EXERCISE DETAILS - Locate all lines with the word "chcę". Copy them.

____ PROVIDED RECORDS

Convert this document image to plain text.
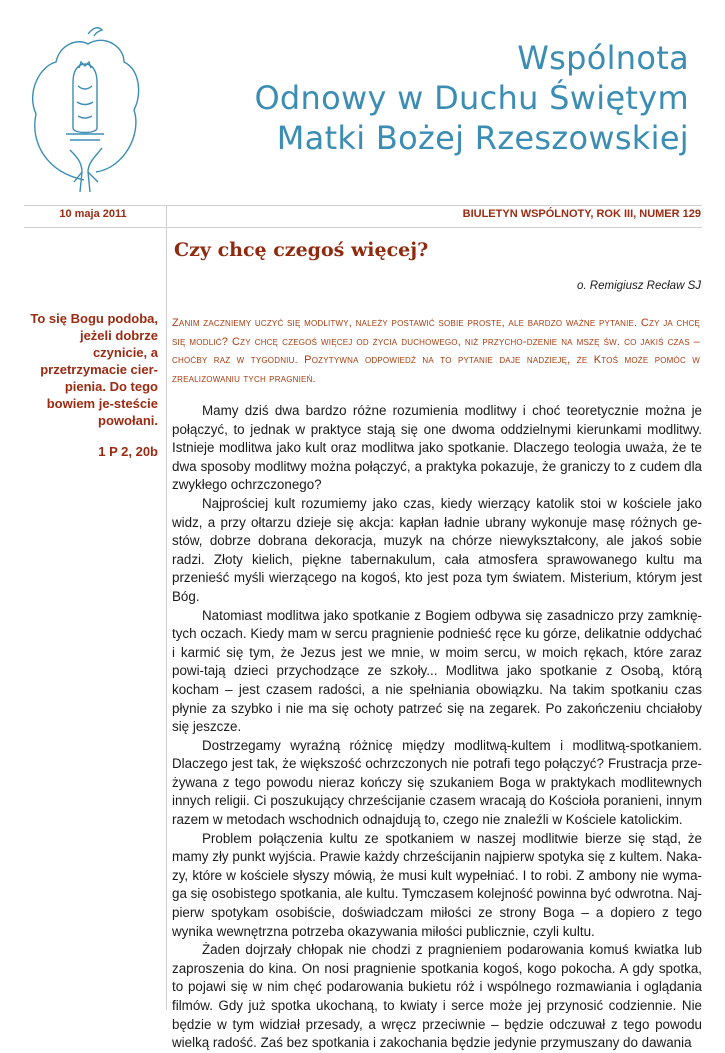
Wspólnota
Odnowy w Duchu Świętym
Matki Bożej Rzeszowskiej
10 maja 2011	BIULETYN WSPÓLNOTY, ROK III, NUMER 129
To się Bogu podoba, jeżeli dobrze czynicie, a przetrzymacie cier-pienia. Do tego bowiem je-steście powołani.
1 P 2, 20b
Czy chcę czegoś więcej?
o. Remigiusz Recław SJ
Zanim zaczniemy uczyć się modlitwy, należy postawić sobie proste, ale bardzo ważne pytanie. Czy ja chcę się modlić? Czy chcę czegoś więcej od życia duchowego, niż przycho-dzenie na mszę św. co jakiś czas – choćby raz w tygodniu. Pozytywna odpowiedź na to pytanie daje nadzieję, że Ktoś może pomóc w zrealizowaniu tych pragnień.

Mamy dziś dwa bardzo różne rozumienia modlitwy i choć teoretycznie można je połączyć, to jednak w praktyce stają się one dwoma oddzielnymi kierunkami modlitwy. Istnieje modlitwa jako kult oraz modlitwa jako spotkanie. Dlaczego teologia uważa, że te dwa sposoby modlitwy można połączyć, a praktyka pokazuje, że graniczy to z cudem dla zwykłego ochrzczonego?

Najprościej kult rozumiemy jako czas, kiedy wierzący katolik stoi w kościele jako widz, a przy ołtarzu dzieje się akcja: kapłan ładnie ubrany wykonuje masę różnych ge-stów, dobrze dobrana dekoracja, muzyk na chórze niewykształcony, ale jakoś sobie radzi. Złoty kielich, piękne tabernakulum, cała atmosfera sprawowanego kultu ma przenieść myśli wierzącego na kogoś, kto jest poza tym światem. Misterium, którym jest Bóg.

Natomiast modlitwa jako spotkanie z Bogiem odbywa się zasadniczo przy zamknię-tych oczach. Kiedy mam w sercu pragnienie podnieść ręce ku górze, delikatnie oddychać i karmić się tym, że Jezus jest we mnie, w moim sercu, w moich rękach, które zaraz powi-tają dzieci przychodzące ze szkoły... Modlitwa jako spotkanie z Osobą, którą kocham – jest czasem radości, a nie spełniania obowiązku. Na takim spotkaniu czas płynie za szybko i nie ma się ochoty patrzeć się na zegarek. Po zakończeniu chciałoby się jeszcze.

Dostrzegamy wyraźną różnicę między modlitwą-kultem i modlitwą-spotkaniem. Dlaczego jest tak, że większość ochrzczonych nie potrafi tego połączyć? Frustracja prze-żywana z tego powodu nieraz kończy się szukaniem Boga w praktykach modlitewnych innych religii. Ci poszukujący chrześcijanie czasem wracają do Kościoła poranieni, innym razem w metodach wschodnich odnajdują to, czego nie znaleźli w Kościele katolickim.

Problem połączenia kultu ze spotkaniem w naszej modlitwie bierze się stąd, że mamy zły punkt wyjścia. Prawie każdy chrześcijanin najpierw spotyka się z kultem. Naka-zy, które w kościele słyszy mówią, że musi kult wypełniać. I to robi. Z ambony nie wyma-ga się osobistego spotkania, ale kultu. Tymczasem kolejność powinna być odwrotna. Naj-pierw spotykam osobiście, doświadczam miłości ze strony Boga – a dopiero z tego wynika wewnętrzna potrzeba okazywania miłości publicznie, czyli kultu.

Żaden dojrzały chłopak nie chodzi z pragnieniem podarowania komuś kwiatka lub zaproszenia do kina. On nosi pragnienie spotkania kogoś, kogo pokocha. A gdy spotka, to pojawi się w nim chęć podarowania bukietu róż i wspólnego rozmawiania i oglądania filmów. Gdy już spotka ukochaną, to kwiaty i serce może jej przynosić codziennie. Nie będzie w tym widział przesady, a wręcz przeciwnie – będzie odczuwał z tego powodu wielką radość. Zaś bez spotkania i zakochania będzie jedynie przymuszany do dawania
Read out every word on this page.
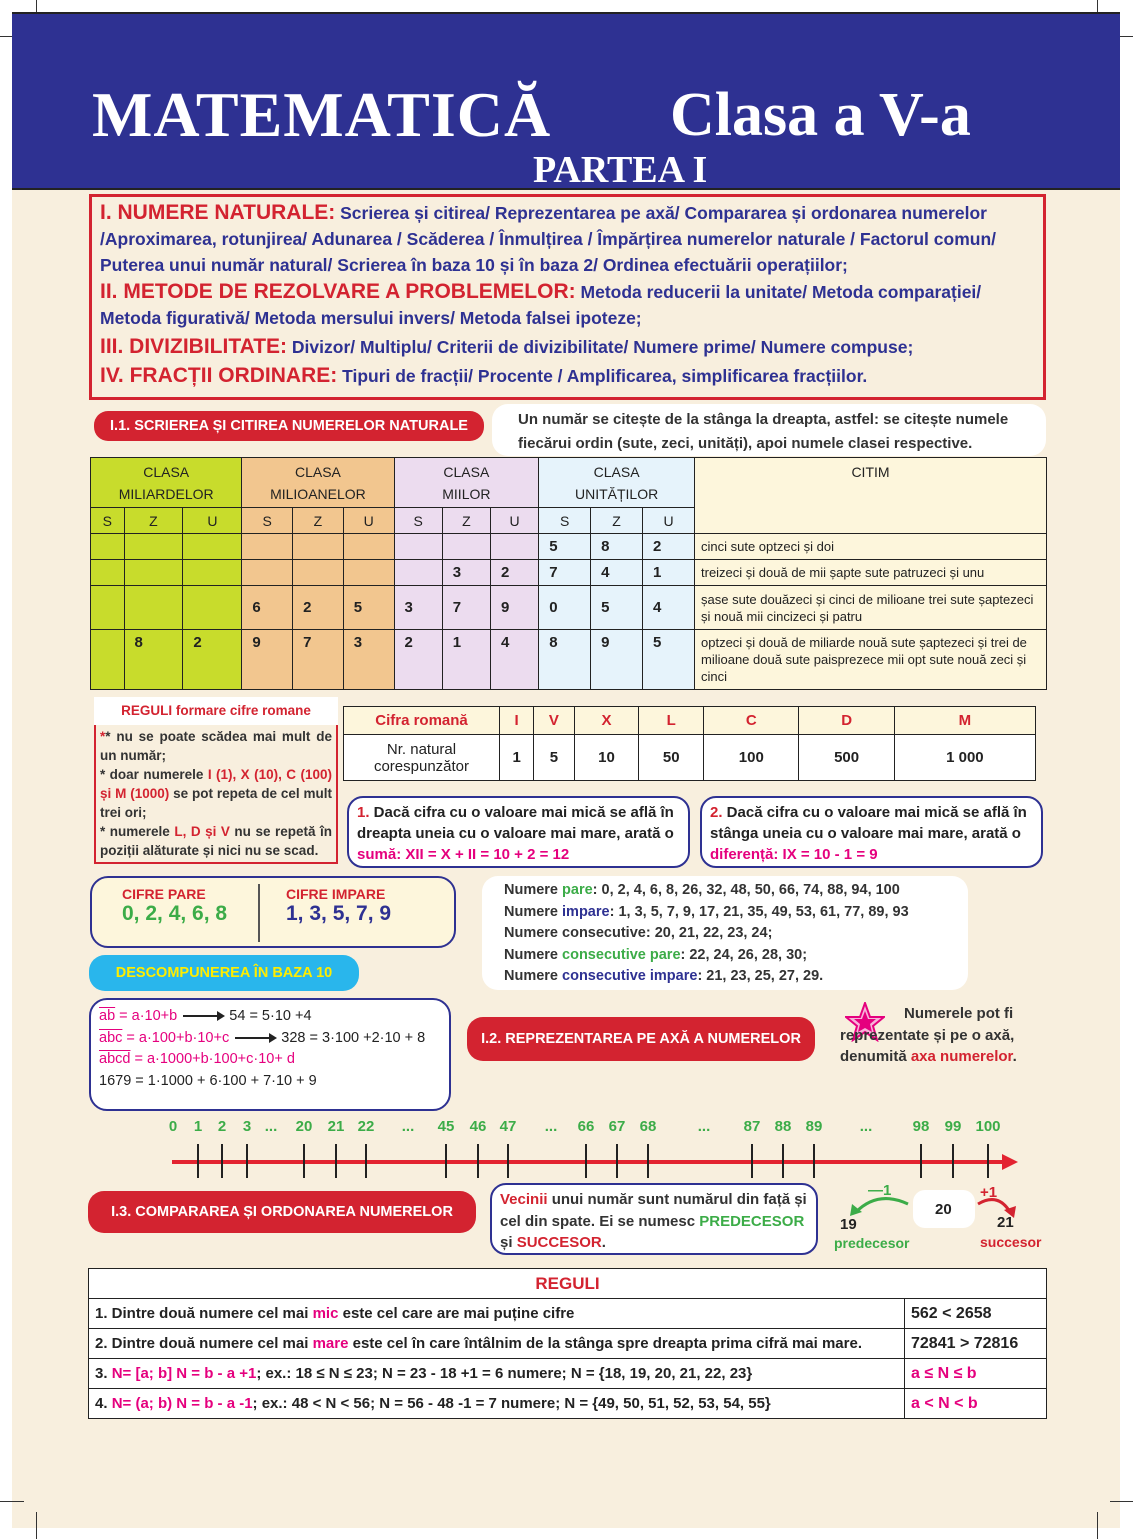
MATEMATICĂ Clasa a V-a
PARTEA I

I. NUMERE NATURALE: Scrierea și citirea/ Reprezentarea pe axă/ Compararea și ordonarea numerelor /Aproximarea, rotunjirea/ Adunarea / Scăderea / Înmulțirea / Împărțirea numerelor naturale / Factorul comun/ Puterea unui număr natural/ Scrierea în baza 10 și în baza 2/ Ordinea efectuării operațiilor;

II. METODE DE REZOLVARE A PROBLEMELOR: Metoda reducerii la unitate/ Metoda comparației/ Metoda figurativă/ Metoda mersului invers/ Metoda falsei ipoteze;

III. DIVIZIBILITATE: Divizor/ Multiplu/ Criterii de divizibilitate/ Numere prime/ Numere compuse;

IV. FRACȚII ORDINARE: Tipuri de fracții/ Procente / Amplificarea, simplificarea fracțiilor.

I.1. SCRIEREA ȘI CITIREA NUMERELOR NATURALE	Un număr se citește de la stânga la dreapta, astfel: se citește numele fiecărui ordin (sute, zeci, unități), apoi numele clasei respective.
CLASA MILIARDELOR			CLASA MILIOANELOR			CLASA MIILOR			CLASA UNITĂȚILOR			CITIM
S	Z	U	S	Z	U	S	Z	U	S	Z	U	
									5	8	2	cinci sute optzeci și doi
							3	2	7	4	1	treizeci și două de mii șapte sute patruzeci și unu
			6	2	5	3	7	9	0	5	4	șase sute douăzeci și cinci de milioane trei sute șaptezeci și nouă mii cincizeci și patru
	8	2	9	7	3	2	1	4	8	9	5	optzeci și două de miliarde nouă sute șaptezeci și trei de milioane două sute paisprezece mii opt sute nouă zeci și cinci
REGULI formare cifre romane
** nu se poate scădea mai mult de un număr;
* doar numerele I (1), X (10), C (100) și M (1000) se pot repeta de cel mult trei ori;
* numerele L, D și V nu se repetă în poziții alăturate și nici nu se scad.
Cifra romană	I	V	X	L	C	D	M
Nr. natural corespunzător	1	5	10	50	100	500	1 000
1. Dacă cifra cu o valoare mai mică se află în dreapta uneia cu o valoare mai mare, arată o sumă: XII = X + II = 10 + 2 = 12
2. Dacă cifra cu o valoare mai mică se află în stânga uneia cu o valoare mai mare, arată o diferență: IX = 10 - 1 = 9
CIFRE PARE
0, 2, 4, 6, 8
CIFRE IMPARE
1, 3, 5, 7, 9
Numere pare: 0, 2, 4, 6, 8, 26, 32, 48, 50, 66, 74, 88, 94, 100
Numere impare: 1, 3, 5, 7, 9, 17, 21, 35, 49, 53, 61, 77, 89, 93
Numere consecutive: 20, 21, 22, 23, 24;
Numere consecutive pare: 22, 24, 26, 28, 30;
Numere consecutive impare: 21, 23, 25, 27, 29.
DESCOMPUNEREA ÎN BAZA 10
$\overline{ab} = a\cdot 10+b$	54 = 5·10 +4
$\overline{abc} = a\cdot 100+b\cdot 10+c$	328 = 3·100 +2·10 + 8
abcd = a·1000+b·100+c·10+ d
1679 = 1·1000 + 6·100 + 7·10 + 9
I.2. REPREZENTAREA PE AXĂ A NUMERELOR
Numerele pot fi reprezentate și pe o axă, denumită axa numerelor.
0 1 2 3 ... 20 21 22 ... 45 46 47 ... 66 67 68	... 87 88 89 ...	98 99 100
I.3. COMPARAREA ȘI ORDONAREA NUMERELOR
Vecinii unui număr sunt numărul din față și cel din spate. Ei se numesc PREDECESOR și SUCCESOR.
20
—1	+1
19
predecesor
21
succesor
REGULI	
1. Dintre două numere cel mai mic este cel care are mai puține cifre	562 < 2658
2. Dintre două numere cel mai mare este cel în care întâlnim de la stânga spre dreapta prima cifră mai mare.	72841 > 72816
3. N= [a; b] N = b - a +1; ex.: 18 ≤ N ≤ 23; N = 23 - 18 +1 = 6 numere; N = {18, 19, 20, 21, 22, 23}	a ≤ N ≤ b
4. N= (a; b) N = b - a -1; ex.: 48 < N < 56; N = 56 - 48 -1 = 7 numere; N = {49, 50, 51, 52, 53, 54, 55}	a < N < b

________

RESULT -
Czy chcę czegoś więcej?
Zanim zaczniemy uczyć się modlitwy, należy postawić sobie proste, ale bardzo ważne pytanie. Czy ja chcę się modlić? Czy chcę czegoś więcej od życia duchowego, niż przycho-dzenie na mszę św. co jakiś czas – choćby raz w tygodniu. Pozytywna odpowiedź na to pytanie daje nadzieję, że Ktoś może pomóc w zrealizowaniu tych pragnień.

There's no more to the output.